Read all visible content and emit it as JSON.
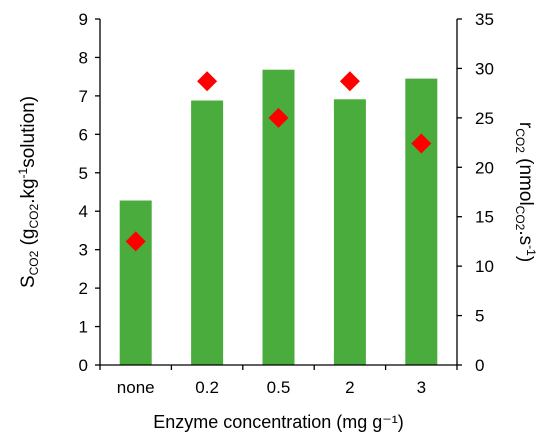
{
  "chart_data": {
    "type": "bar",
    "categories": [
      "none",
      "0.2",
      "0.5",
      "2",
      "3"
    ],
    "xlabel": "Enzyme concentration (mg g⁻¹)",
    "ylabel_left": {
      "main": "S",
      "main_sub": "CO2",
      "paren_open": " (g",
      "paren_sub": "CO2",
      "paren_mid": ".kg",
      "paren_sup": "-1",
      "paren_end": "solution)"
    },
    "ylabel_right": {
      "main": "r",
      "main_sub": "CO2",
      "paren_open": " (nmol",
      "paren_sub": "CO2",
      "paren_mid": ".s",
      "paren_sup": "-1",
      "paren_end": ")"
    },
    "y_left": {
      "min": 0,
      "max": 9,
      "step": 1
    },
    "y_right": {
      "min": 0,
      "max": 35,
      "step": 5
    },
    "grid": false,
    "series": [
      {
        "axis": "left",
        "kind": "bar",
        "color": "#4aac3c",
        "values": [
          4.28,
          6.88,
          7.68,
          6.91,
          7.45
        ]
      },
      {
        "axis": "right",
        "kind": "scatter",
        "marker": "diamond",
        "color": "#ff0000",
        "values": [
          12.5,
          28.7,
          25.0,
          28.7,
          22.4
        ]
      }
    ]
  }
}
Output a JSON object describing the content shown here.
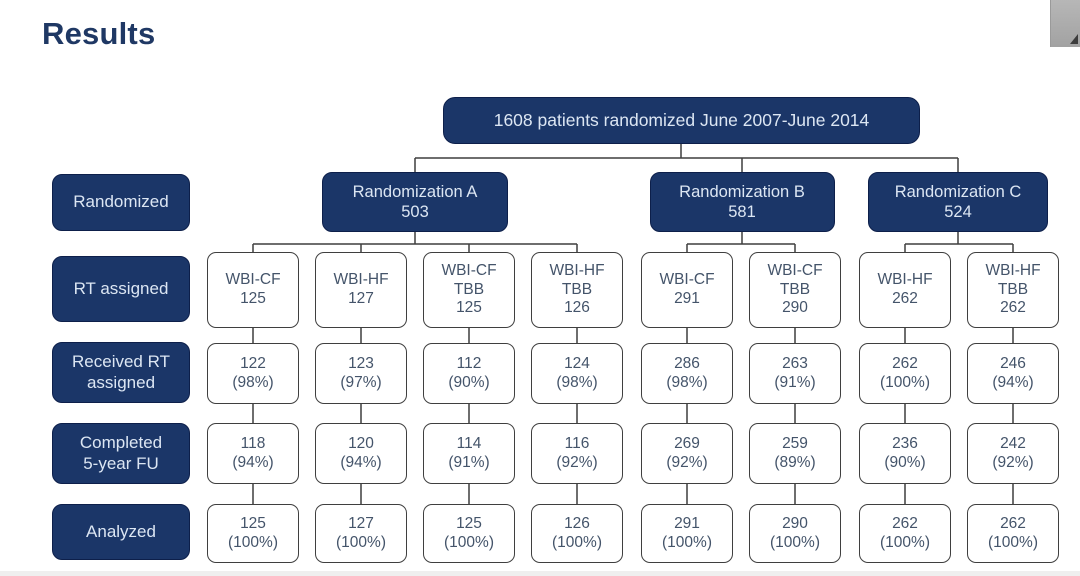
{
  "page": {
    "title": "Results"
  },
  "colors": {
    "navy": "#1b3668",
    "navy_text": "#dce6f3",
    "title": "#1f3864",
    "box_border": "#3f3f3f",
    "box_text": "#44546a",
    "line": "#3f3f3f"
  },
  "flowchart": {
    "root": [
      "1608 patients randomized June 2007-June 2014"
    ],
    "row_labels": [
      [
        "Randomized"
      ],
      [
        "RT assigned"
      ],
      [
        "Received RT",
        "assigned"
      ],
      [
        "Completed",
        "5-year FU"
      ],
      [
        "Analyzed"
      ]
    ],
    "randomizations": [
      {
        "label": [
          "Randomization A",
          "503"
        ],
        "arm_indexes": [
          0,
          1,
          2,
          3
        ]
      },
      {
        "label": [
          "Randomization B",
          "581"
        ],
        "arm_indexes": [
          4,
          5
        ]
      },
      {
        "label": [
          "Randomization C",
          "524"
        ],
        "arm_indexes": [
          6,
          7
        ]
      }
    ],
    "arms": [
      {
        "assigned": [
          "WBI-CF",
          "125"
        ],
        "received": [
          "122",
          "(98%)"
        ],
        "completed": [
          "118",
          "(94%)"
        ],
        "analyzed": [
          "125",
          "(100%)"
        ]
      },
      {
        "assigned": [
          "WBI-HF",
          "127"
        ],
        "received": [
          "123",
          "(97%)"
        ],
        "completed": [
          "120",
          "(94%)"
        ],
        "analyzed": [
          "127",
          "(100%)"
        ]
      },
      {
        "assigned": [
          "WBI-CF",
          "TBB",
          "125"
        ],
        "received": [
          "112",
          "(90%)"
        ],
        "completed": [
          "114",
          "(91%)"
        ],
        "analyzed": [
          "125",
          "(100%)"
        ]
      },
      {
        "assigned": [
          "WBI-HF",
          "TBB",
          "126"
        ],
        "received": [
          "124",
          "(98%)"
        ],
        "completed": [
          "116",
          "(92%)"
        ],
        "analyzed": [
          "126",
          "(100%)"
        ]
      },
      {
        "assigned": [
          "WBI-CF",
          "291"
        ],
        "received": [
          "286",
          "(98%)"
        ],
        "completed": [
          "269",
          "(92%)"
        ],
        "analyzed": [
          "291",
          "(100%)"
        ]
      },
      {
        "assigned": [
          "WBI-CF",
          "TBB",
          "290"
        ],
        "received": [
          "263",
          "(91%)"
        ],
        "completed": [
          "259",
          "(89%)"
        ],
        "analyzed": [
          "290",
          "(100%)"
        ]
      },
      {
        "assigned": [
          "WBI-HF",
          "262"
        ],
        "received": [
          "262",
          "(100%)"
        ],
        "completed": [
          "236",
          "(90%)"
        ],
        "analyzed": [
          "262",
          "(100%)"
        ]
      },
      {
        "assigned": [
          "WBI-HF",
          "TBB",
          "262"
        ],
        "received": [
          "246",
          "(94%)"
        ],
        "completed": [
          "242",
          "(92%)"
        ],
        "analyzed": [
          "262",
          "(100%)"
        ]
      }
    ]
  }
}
********************
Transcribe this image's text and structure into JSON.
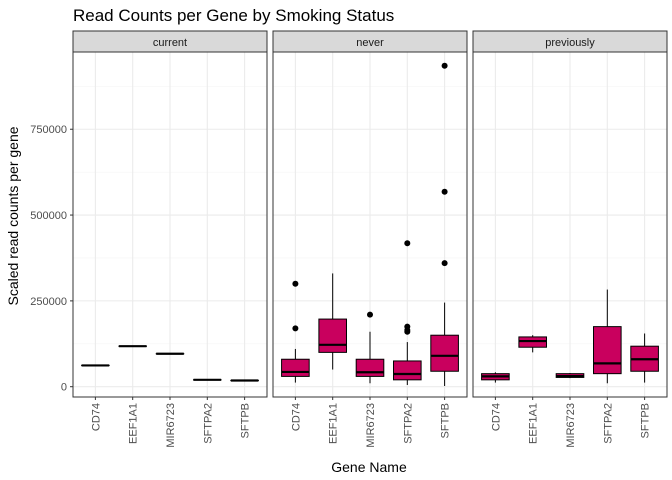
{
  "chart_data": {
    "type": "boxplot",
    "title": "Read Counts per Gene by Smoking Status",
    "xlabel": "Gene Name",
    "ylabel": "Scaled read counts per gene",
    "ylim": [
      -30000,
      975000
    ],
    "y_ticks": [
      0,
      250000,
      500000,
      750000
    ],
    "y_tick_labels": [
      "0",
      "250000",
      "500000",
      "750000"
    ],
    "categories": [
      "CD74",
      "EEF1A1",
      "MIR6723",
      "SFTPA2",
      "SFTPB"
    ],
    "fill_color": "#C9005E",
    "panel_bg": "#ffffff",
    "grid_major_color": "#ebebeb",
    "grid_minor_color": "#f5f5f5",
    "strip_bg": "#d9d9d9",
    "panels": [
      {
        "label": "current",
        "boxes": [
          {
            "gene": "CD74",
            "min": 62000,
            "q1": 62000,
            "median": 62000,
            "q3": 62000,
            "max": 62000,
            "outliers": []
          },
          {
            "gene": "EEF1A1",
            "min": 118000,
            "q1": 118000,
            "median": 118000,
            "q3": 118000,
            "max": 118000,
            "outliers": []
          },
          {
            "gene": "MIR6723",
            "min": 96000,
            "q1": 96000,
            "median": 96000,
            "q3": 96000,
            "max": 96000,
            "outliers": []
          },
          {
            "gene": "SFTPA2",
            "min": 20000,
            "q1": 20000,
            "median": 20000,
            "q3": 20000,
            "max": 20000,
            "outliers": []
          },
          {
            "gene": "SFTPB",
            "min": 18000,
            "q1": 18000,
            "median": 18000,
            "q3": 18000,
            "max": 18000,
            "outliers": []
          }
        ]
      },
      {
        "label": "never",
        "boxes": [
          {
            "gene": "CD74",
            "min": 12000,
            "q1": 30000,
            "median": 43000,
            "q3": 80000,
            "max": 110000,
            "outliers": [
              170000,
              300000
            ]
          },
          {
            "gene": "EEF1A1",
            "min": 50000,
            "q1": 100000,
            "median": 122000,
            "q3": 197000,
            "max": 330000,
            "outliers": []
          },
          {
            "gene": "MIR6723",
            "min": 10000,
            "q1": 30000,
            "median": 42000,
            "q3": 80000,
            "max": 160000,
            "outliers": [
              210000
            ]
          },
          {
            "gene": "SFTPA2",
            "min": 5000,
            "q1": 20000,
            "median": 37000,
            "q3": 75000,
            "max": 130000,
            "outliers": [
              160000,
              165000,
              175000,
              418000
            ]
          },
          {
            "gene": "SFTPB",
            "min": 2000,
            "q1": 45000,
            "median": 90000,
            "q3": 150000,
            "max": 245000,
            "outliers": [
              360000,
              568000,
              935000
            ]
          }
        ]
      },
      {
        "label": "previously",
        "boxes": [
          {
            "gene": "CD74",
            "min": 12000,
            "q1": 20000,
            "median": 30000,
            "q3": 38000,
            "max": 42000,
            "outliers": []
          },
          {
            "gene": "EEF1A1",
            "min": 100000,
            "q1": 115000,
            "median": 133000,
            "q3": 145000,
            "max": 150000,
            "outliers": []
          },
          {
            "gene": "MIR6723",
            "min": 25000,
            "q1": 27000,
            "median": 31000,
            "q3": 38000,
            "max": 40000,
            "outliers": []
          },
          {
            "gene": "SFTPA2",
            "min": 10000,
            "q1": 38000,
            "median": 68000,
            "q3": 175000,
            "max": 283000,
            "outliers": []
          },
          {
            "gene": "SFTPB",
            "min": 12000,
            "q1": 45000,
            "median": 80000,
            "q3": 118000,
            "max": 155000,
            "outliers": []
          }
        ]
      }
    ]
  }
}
********************
▶ **TASK REQUIREMENTS**: For the word "content", find every line in the data that holds it and copy that line.

▶ **SOLUTION TO THE EXERCISE**:
Read all visible content and emit it as JSON.
Output a JSON object describing the content shown here.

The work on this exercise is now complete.